The request
Every record should be written out exactly, please.

Data for this exercise
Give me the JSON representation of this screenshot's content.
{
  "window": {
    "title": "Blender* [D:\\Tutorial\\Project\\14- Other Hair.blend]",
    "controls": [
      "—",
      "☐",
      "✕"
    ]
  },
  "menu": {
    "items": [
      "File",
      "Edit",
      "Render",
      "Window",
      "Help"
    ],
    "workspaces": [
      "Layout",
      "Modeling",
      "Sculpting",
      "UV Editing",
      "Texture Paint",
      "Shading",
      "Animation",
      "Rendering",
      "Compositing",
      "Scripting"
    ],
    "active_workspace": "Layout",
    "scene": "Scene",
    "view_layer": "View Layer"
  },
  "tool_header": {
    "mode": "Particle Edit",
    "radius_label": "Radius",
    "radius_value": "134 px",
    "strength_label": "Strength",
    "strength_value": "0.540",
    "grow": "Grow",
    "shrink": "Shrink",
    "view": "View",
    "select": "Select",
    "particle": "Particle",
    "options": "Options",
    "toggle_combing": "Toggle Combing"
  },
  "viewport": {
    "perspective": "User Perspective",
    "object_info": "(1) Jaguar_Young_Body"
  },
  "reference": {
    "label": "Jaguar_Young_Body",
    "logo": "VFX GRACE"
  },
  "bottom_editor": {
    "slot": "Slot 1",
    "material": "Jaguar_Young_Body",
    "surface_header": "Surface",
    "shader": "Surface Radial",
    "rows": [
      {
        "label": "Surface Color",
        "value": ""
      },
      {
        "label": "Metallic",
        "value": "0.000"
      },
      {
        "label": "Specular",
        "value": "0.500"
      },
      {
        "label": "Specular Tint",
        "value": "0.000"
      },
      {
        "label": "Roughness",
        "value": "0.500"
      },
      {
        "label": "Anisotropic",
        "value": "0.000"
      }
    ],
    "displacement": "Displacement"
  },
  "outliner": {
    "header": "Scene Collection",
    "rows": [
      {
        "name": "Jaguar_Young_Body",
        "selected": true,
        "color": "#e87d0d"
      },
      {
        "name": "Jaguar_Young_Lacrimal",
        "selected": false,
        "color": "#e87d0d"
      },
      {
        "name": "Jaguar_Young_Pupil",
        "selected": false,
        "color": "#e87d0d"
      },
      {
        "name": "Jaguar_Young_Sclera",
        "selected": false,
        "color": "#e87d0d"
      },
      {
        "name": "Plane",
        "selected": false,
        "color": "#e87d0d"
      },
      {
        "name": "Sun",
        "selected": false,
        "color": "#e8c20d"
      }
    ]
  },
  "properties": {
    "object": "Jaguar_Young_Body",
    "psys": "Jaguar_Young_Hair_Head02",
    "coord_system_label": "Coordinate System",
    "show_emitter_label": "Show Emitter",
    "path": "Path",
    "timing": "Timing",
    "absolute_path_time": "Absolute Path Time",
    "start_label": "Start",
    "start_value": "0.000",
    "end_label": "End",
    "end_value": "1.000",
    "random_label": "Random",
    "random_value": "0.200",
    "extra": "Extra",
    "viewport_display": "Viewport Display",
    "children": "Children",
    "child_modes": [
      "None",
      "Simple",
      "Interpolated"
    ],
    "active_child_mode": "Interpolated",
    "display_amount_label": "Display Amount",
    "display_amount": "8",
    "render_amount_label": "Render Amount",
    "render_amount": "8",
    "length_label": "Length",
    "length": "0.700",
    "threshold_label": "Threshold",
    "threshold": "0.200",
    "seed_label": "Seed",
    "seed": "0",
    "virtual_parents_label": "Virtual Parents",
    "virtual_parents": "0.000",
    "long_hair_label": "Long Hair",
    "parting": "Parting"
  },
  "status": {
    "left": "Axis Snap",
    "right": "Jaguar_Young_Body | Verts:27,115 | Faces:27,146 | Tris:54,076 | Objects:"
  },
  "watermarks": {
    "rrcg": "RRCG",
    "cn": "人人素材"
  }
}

The output
Give me the JSON representation of this screenshot's content.
{
  "window": {
    "title": "Blender* [D:\\Tutorial\\Project\\14- Other Hair.blend]",
    "controls": [
      "—",
      "☐",
      "✕"
    ]
  },
  "menu": {
    "items": [
      "File",
      "Edit",
      "Render",
      "Window",
      "Help"
    ],
    "workspaces": [
      "Layout",
      "Modeling",
      "Sculpting",
      "UV Editing",
      "Texture Paint",
      "Shading",
      "Animation",
      "Rendering",
      "Compositing",
      "Scripting"
    ],
    "active_workspace": "Layout",
    "scene": "Scene",
    "view_layer": "View Layer"
  },
  "tool_header": {
    "mode": "Particle Edit",
    "radius_label": "Radius",
    "radius_value": "134 px",
    "strength_label": "Strength",
    "strength_value": "0.540",
    "grow": "Grow",
    "shrink": "Shrink",
    "view": "View",
    "select": "Select",
    "particle": "Particle",
    "options": "Options",
    "toggle_combing": "Toggle Combing"
  },
  "viewport": {
    "perspective": "User Perspective",
    "object_info": "(1) Jaguar_Young_Body"
  },
  "reference": {
    "label": "Jaguar_Young_Body",
    "logo": "VFX GRACE"
  },
  "bottom_editor": {
    "slot": "Slot 1",
    "material": "Jaguar_Young_Body",
    "surface_header": "Surface",
    "shader": "Surface Radial",
    "rows": [
      {
        "label": "Surface Color",
        "value": ""
      },
      {
        "label": "Metallic",
        "value": "0.000"
      },
      {
        "label": "Specular",
        "value": "0.500"
      },
      {
        "label": "Specular Tint",
        "value": "0.000"
      },
      {
        "label": "Roughness",
        "value": "0.500"
      },
      {
        "label": "Anisotropic",
        "value": "0.000"
      }
    ],
    "displacement": "Displacement"
  },
  "outliner": {
    "header": "Scene Collection",
    "rows": [
      {
        "name": "Jaguar_Young_Body",
        "selected": true,
        "color": "#e87d0d"
      },
      {
        "name": "Jaguar_Young_Lacrimal",
        "selected": false,
        "color": "#e87d0d"
      },
      {
        "name": "Jaguar_Young_Pupil",
        "selected": false,
        "color": "#e87d0d"
      },
      {
        "name": "Jaguar_Young_Sclera",
        "selected": false,
        "color": "#e87d0d"
      },
      {
        "name": "Plane",
        "selected": false,
        "color": "#e87d0d"
      },
      {
        "name": "Sun",
        "selected": false,
        "color": "#e8c20d"
      }
    ]
  },
  "properties": {
    "object": "Jaguar_Young_Body",
    "psys": "Jaguar_Young_Hair_Head02",
    "coord_system_label": "Coordinate System",
    "show_emitter_label": "Show Emitter",
    "path": "Path",
    "timing": "Timing",
    "absolute_path_time": "Absolute Path Time",
    "start_label": "Start",
    "start_value": "0.000",
    "end_label": "End",
    "end_value": "1.000",
    "random_label": "Random",
    "random_value": "0.200",
    "extra": "Extra",
    "viewport_display": "Viewport Display",
    "children": "Children",
    "child_modes": [
      "None",
      "Simple",
      "Interpolated"
    ],
    "active_child_mode": "Interpolated",
    "display_amount_label": "Display Amount",
    "display_amount": "8",
    "render_amount_label": "Render Amount",
    "render_amount": "8",
    "length_label": "Length",
    "length": "0.700",
    "threshold_label": "Threshold",
    "threshold": "0.200",
    "seed_label": "Seed",
    "seed": "0",
    "virtual_parents_label": "Virtual Parents",
    "virtual_parents": "0.000",
    "long_hair_label": "Long Hair",
    "parting": "Parting"
  },
  "status": {
    "left": "Axis Snap",
    "right": "Jaguar_Young_Body | Verts:27,115 | Faces:27,146 | Tris:54,076 | Objects:"
  },
  "watermarks": {
    "rrcg": "RRCG",
    "cn": "人人素材"
  }
}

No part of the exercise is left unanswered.